From the material below, list every line containing "рублей".
— START Source records —
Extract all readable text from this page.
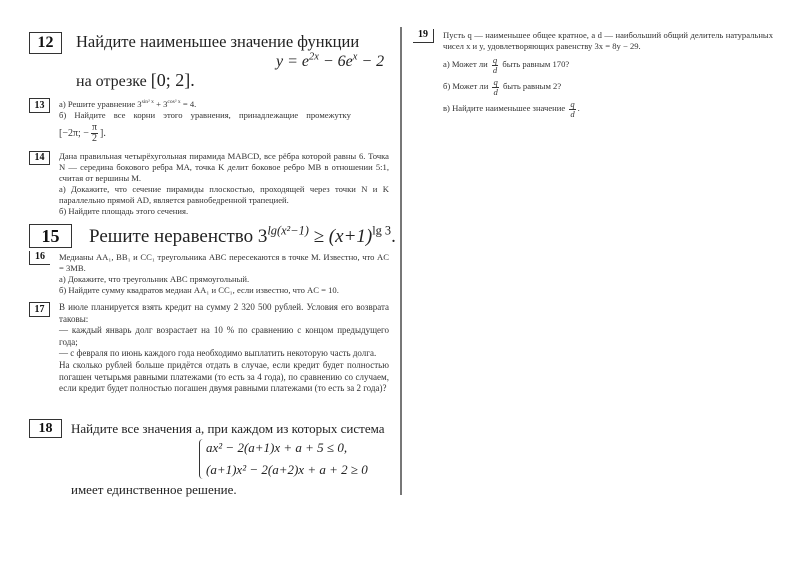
12	Найдите наименьшее значение функции
$y = e^{2x} - 6e^x - 2$
на отрезке [0; 2].
13	а) Решите уравнение $3^{sin^2 x} + 3^{cos^2 x} = 4$.
б) Найдите все корни этого уравнения, принадлежащие промежутку
[−2π; − $\frac{\pi}{2}$ ].
14	Дана правильная четырёхугольная пирамида MABCD, все рёбра которой равны 6. Точка N — середина бокового ребра MA, точка K делит боковое ребро MB в отношении 5:1, считая от вершины M.
а) Докажите, что сечение пирамиды плоскостью, проходящей через точки N и K параллельно прямой AD, является равнобедренной трапецией.
б) Найдите площадь этого сечения.
15	Решите неравенство $3^{lg(x^2-1)} \ge (x+1)^{lg 3}$.
16	Медианы AA₁, BB₁ и CC₁ треугольника ABC пересекаются в точке M. Известно, что AC = 3MB.
а) Докажите, что треугольник ABC прямоугольный.
б) Найдите сумму квадратов медиан AA₁ и CC₁, если известно, что AC = 10.
17	В июле планируется взять кредит на сумму 2 320 500 рублей. Условия его возврата таковы:
— каждый январь долг возрастает на 10 % по сравнению с концом предыдущего года;
— с февраля по июнь каждого года необходимо выплатить некоторую часть долга.
На сколько рублей больше придётся отдать в случае, если кредит будет полностью погашен четырьмя равными платежами (то есть за 4 года), по сравнению со случаем, если кредит будет полностью погашен двумя равными платежами (то есть за 2 года)?
18	Найдите все значения a, при каждом из которых система
ax² − 2(a+1)x + a + 5 ≤ 0,
(a+1)x² − 2(a+2)x + a + 2 ≥ 0
имеет единственное решение.
19	Пусть q — наименьшее общее кратное, а d — наибольший общий делитель натуральных чисел x и y, удовлетворяющих равенству 3x = 8y − 29.
а) Может ли $\frac{q}{d}$ быть равным 170?
б) Может ли $\frac{q}{d}$ быть равным 2?
в) Найдите наименьшее значение $\frac{q}{d}$ .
— END Source records —
Complete answer:
17	В июле планируется взять кредит на сумму 2 320 500 рублей. Условия его возврата таковы:
На сколько рублей больше придётся отдать в случае, если кредит будет полностью погашен четырьмя равными платежами (то есть за 4 года), по сравнению со случаем, если кредит будет полностью погашен двумя равными платежами (то есть за 2 года)?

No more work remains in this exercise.